DESCRIPTION OF THE TASK – Check each line of the records below and collect those that include the word "text".

Stored entries

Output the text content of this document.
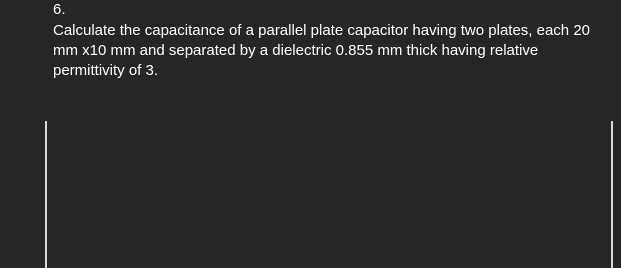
6.

Calculate the capacitance of a parallel plate capacitor having two plates, each 20 mm x10 mm and separated by a dielectric 0.855 mm thick having relative permittivity of 3.
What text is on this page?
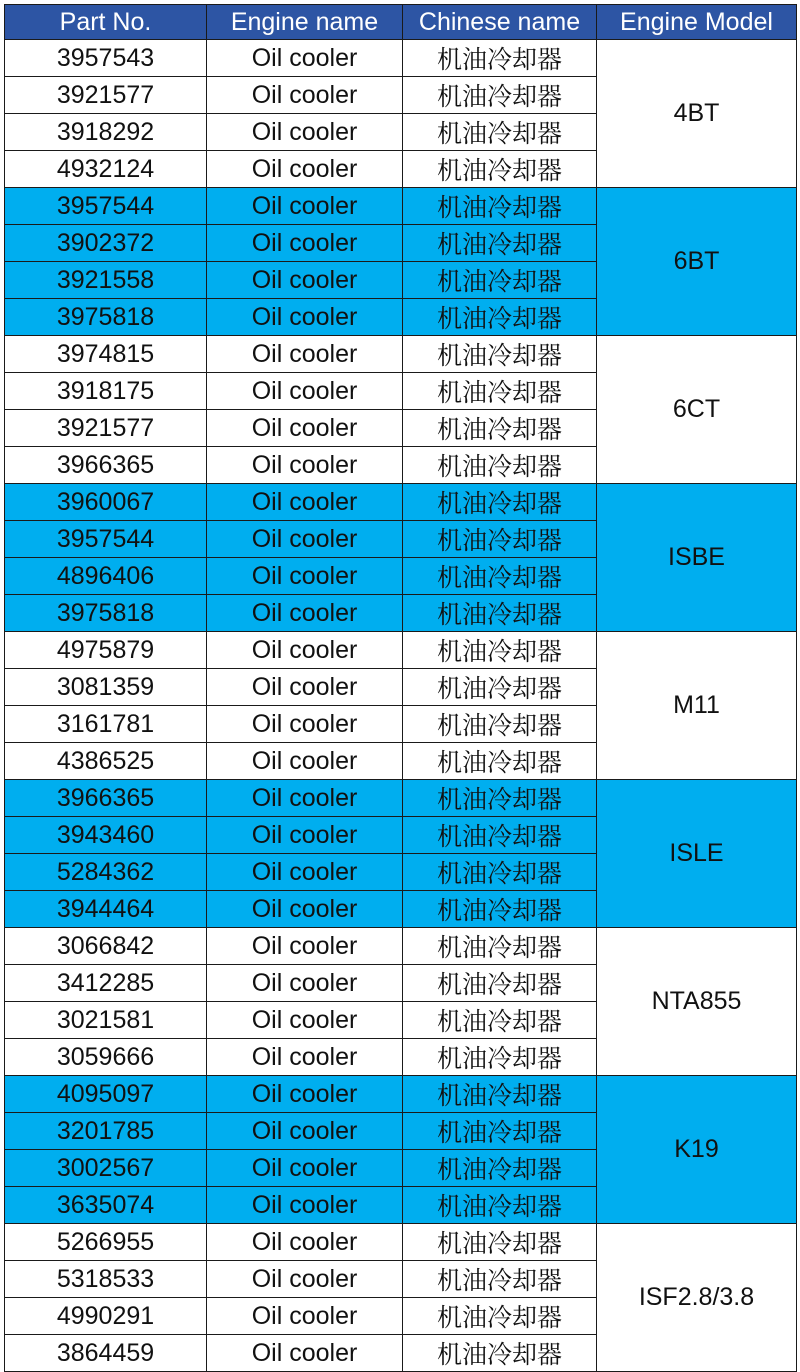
Part No.	Engine name	Chinese name	Engine Model
3957543	Oil cooler	机油冷却器	4BT
3921577	Oil cooler	机油冷却器	
3918292	Oil cooler	机油冷却器	
4932124	Oil cooler	机油冷却器	
3957544	Oil cooler	机油冷却器	6BT
3902372	Oil cooler	机油冷却器	
3921558	Oil cooler	机油冷却器	
3975818	Oil cooler	机油冷却器	
3974815	Oil cooler	机油冷却器	6CT
3918175	Oil cooler	机油冷却器	
3921577	Oil cooler	机油冷却器	
3966365	Oil cooler	机油冷却器	
3960067	Oil cooler	机油冷却器	ISBE
3957544	Oil cooler	机油冷却器	
4896406	Oil cooler	机油冷却器	
3975818	Oil cooler	机油冷却器	
4975879	Oil cooler	机油冷却器	M11
3081359	Oil cooler	机油冷却器	
3161781	Oil cooler	机油冷却器	
4386525	Oil cooler	机油冷却器	
3966365	Oil cooler	机油冷却器	ISLE
3943460	Oil cooler	机油冷却器	
5284362	Oil cooler	机油冷却器	
3944464	Oil cooler	机油冷却器	
3066842	Oil cooler	机油冷却器	NTA855
3412285	Oil cooler	机油冷却器	
3021581	Oil cooler	机油冷却器	
3059666	Oil cooler	机油冷却器	
4095097	Oil cooler	机油冷却器	K19
3201785	Oil cooler	机油冷却器	
3002567	Oil cooler	机油冷却器	
3635074	Oil cooler	机油冷却器	
5266955	Oil cooler	机油冷却器	ISF2.8/3.8
5318533	Oil cooler	机油冷却器	
4990291	Oil cooler	机油冷却器	
3864459	Oil cooler	机油冷却器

THE ANSWER –
Output the text content of this document.
What text is on this page?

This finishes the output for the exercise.